→ Exercise input:
• • • • • • •
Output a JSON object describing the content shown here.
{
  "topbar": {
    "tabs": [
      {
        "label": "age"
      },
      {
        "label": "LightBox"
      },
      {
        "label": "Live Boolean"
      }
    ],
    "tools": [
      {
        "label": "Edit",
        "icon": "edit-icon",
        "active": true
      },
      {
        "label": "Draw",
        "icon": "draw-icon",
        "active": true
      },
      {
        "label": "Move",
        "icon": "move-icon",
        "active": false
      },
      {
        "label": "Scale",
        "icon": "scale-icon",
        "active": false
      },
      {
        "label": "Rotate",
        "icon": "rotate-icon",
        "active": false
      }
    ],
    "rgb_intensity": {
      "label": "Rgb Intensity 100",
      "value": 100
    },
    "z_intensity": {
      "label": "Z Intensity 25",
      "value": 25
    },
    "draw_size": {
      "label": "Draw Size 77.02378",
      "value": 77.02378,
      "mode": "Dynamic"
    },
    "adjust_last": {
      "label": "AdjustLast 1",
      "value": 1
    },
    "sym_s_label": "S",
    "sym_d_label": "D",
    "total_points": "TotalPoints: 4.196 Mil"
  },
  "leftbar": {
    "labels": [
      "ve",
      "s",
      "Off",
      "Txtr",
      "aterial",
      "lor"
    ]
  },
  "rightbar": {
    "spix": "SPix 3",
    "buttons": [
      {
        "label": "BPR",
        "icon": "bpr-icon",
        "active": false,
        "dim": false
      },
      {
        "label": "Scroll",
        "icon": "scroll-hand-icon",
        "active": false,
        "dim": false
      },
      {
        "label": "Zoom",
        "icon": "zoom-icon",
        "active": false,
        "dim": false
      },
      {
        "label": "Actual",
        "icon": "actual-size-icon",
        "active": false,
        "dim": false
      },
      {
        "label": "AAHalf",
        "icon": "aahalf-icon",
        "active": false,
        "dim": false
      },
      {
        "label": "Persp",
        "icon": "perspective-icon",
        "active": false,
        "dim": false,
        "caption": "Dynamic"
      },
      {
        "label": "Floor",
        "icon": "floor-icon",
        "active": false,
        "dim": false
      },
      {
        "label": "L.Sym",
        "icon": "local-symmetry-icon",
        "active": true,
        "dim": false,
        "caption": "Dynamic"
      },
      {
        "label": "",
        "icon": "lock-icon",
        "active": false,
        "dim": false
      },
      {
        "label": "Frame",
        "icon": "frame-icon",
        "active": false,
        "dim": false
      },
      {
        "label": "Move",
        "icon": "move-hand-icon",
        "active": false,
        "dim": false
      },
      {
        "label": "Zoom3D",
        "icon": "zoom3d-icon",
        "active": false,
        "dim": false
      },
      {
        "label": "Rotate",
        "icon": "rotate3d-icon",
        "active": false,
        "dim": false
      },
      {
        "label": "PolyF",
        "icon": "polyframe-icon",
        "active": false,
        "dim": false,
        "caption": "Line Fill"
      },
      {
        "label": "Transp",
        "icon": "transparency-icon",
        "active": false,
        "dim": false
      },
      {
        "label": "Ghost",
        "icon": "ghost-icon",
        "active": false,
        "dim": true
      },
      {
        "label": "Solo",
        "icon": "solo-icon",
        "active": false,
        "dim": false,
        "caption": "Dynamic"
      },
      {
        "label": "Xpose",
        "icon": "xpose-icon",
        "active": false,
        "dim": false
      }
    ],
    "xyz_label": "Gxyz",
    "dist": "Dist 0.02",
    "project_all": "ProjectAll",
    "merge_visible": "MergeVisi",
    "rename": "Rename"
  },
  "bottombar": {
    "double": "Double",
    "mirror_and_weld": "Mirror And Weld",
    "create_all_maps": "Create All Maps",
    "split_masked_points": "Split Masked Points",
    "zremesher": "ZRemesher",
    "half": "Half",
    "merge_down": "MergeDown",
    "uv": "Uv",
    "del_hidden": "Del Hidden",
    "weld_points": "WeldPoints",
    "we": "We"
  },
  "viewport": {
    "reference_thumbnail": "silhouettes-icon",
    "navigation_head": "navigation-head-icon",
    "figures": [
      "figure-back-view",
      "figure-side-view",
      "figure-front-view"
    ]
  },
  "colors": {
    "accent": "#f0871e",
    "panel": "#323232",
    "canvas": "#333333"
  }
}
• • • • • • •
→ Task objective: Using the entries above, return each line in which the word "hand" occurs.

→ Solution to this task:
        "icon": "scroll-hand-icon",
        "icon": "move-hand-icon",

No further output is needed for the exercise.